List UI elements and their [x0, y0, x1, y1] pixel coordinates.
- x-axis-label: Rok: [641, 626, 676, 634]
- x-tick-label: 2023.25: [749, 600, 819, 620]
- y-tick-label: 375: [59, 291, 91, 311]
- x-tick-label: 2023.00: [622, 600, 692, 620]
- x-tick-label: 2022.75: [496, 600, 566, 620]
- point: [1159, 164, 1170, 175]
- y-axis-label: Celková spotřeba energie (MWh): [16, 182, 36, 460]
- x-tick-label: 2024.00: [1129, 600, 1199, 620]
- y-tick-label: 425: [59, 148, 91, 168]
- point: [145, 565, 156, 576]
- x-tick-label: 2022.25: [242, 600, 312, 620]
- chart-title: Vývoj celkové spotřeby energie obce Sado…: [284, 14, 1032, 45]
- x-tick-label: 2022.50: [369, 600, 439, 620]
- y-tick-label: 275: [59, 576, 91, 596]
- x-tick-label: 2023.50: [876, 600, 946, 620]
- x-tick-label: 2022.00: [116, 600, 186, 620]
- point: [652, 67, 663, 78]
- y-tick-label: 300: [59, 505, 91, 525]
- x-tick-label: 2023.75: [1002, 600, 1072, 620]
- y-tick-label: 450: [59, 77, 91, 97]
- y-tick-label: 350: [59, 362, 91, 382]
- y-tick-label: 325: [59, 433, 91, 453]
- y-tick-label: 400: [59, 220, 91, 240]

* Goal
Rewrite the records with "point" replaced by "marker" everywhere it occurs, and leave everything else unchanged.

* Task result
List UI elements and their [x0, y0, x1, y1] pixel coordinates.
- x-axis-label: Rok: [641, 626, 676, 634]
- x-tick-label: 2023.25: [749, 600, 819, 620]
- y-tick-label: 375: [59, 291, 91, 311]
- x-tick-label: 2023.00: [622, 600, 692, 620]
- x-tick-label: 2022.75: [496, 600, 566, 620]
- marker: [1159, 164, 1170, 175]
- y-axis-label: Celková spotřeba energie (MWh): [16, 182, 36, 460]
- x-tick-label: 2024.00: [1129, 600, 1199, 620]
- y-tick-label: 425: [59, 148, 91, 168]
- marker: [145, 565, 156, 576]
- x-tick-label: 2022.25: [242, 600, 312, 620]
- chart-title: Vývoj celkové spotřeby energie obce Sado…: [284, 14, 1032, 45]
- x-tick-label: 2022.50: [369, 600, 439, 620]
- y-tick-label: 275: [59, 576, 91, 596]
- x-tick-label: 2023.50: [876, 600, 946, 620]
- x-tick-label: 2022.00: [116, 600, 186, 620]
- marker: [652, 67, 663, 78]
- y-tick-label: 300: [59, 505, 91, 525]
- x-tick-label: 2023.75: [1002, 600, 1072, 620]
- y-tick-label: 450: [59, 77, 91, 97]
- y-tick-label: 350: [59, 362, 91, 382]
- y-tick-label: 325: [59, 433, 91, 453]
- y-tick-label: 400: [59, 220, 91, 240]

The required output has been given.